Saved data entries
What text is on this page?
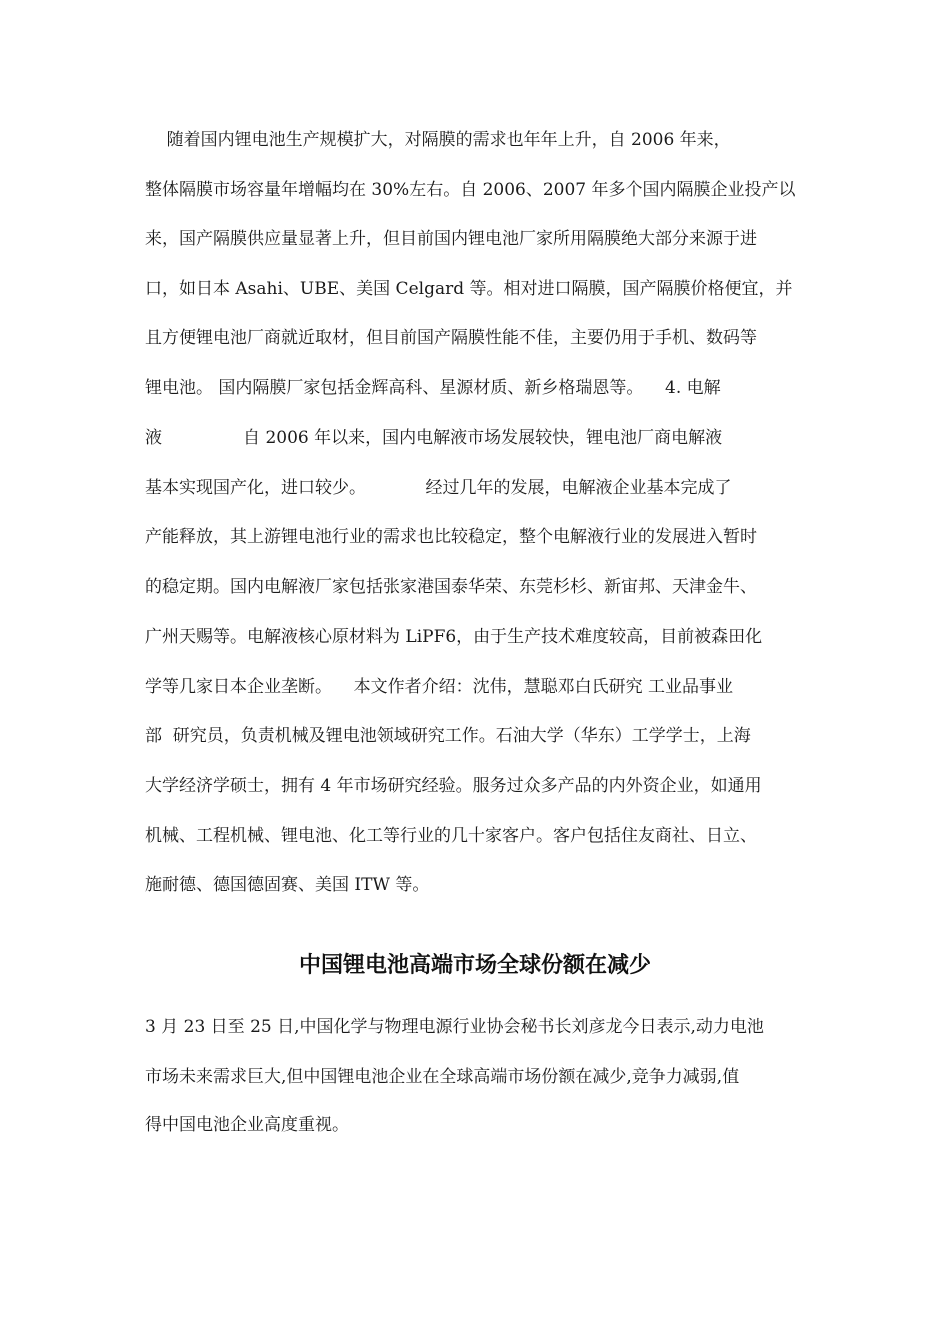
随着国内锂电池生产规模扩大，对隔膜的需求也年年上升，自 2006 年来，
整体隔膜市场容量年增幅均在 30%左右。自 2006、2007 年多个国内隔膜企业投产以
来，国产隔膜供应量显著上升，但目前国内锂电池厂家所用隔膜绝大部分来源于进
口，如日本 Asahi、UBE、美国 Celgard 等。相对进口隔膜，国产隔膜价格便宜，并
且方便锂电池厂商就近取材，但目前国产隔膜性能不佳，主要仍用于手机、数码等
锂电池。 国内隔膜厂家包括金辉高科、星源材质、新乡格瑞恩等。    4. 电解
液               自 2006 年以来，国内电解液市场发展较快，锂电池厂商电解液
基本实现国产化，进口较少。           经过几年的发展，电解液企业基本完成了
产能释放，其上游锂电池行业的需求也比较稳定，整个电解液行业的发展进入暂时
的稳定期。国内电解液厂家包括张家港国泰华荣、东莞杉杉、新宙邦、天津金牛、
广州天赐等。电解液核心原材料为 LiPF6，由于生产技术难度较高，目前被森田化
学等几家日本企业垄断。    本文作者介绍：沈伟，慧聪邓白氏研究 工业品事业
部  研究员，负责机械及锂电池领域研究工作。石油大学（华东）工学学士，上海
大学经济学硕士，拥有 4 年市场研究经验。服务过众多产品的内外资企业，如通用
机械、工程机械、锂电池、化工等行业的几十家客户。客户包括住友商社、日立、
施耐德、德国德固赛、美国 ITW 等。
中国锂电池高端市场全球份额在减少
3 月 23 日至 25 日,中国化学与物理电源行业协会秘书长刘彦龙今日表示,动力电池
市场未来需求巨大,但中国锂电池企业在全球高端市场份额在减少,竞争力减弱,值
得中国电池企业高度重视。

TASK BRIEF:
Repeat the data exactly, without the pictures.

TASK ANSWER:
What text is on this page?
随着国内锂电池生产规模扩大，对隔膜的需求也年年上升，自 2006 年来，
整体隔膜市场容量年增幅均在 30%左右。自 2006、2007 年多个国内隔膜企业投产以
来，国产隔膜供应量显著上升，但目前国内锂电池厂家所用隔膜绝大部分来源于进
口，如日本 Asahi、UBE、美国 Celgard 等。相对进口隔膜，国产隔膜价格便宜，并
且方便锂电池厂商就近取材，但目前国产隔膜性能不佳，主要仍用于手机、数码等
锂电池。 国内隔膜厂家包括金辉高科、星源材质、新乡格瑞恩等。    4. 电解
液               自 2006 年以来，国内电解液市场发展较快，锂电池厂商电解液
基本实现国产化，进口较少。           经过几年的发展，电解液企业基本完成了
产能释放，其上游锂电池行业的需求也比较稳定，整个电解液行业的发展进入暂时
的稳定期。国内电解液厂家包括张家港国泰华荣、东莞杉杉、新宙邦、天津金牛、
广州天赐等。电解液核心原材料为 LiPF6，由于生产技术难度较高，目前被森田化
学等几家日本企业垄断。    本文作者介绍：沈伟，慧聪邓白氏研究 工业品事业
部  研究员，负责机械及锂电池领域研究工作。石油大学（华东）工学学士，上海
大学经济学硕士，拥有 4 年市场研究经验。服务过众多产品的内外资企业，如通用
机械、工程机械、锂电池、化工等行业的几十家客户。客户包括住友商社、日立、
施耐德、德国德固赛、美国 ITW 等。
中国锂电池高端市场全球份额在减少
3 月 23 日至 25 日,中国化学与物理电源行业协会秘书长刘彦龙今日表示,动力电池
市场未来需求巨大,但中国锂电池企业在全球高端市场份额在减少,竞争力减弱,值
得中国电池企业高度重视。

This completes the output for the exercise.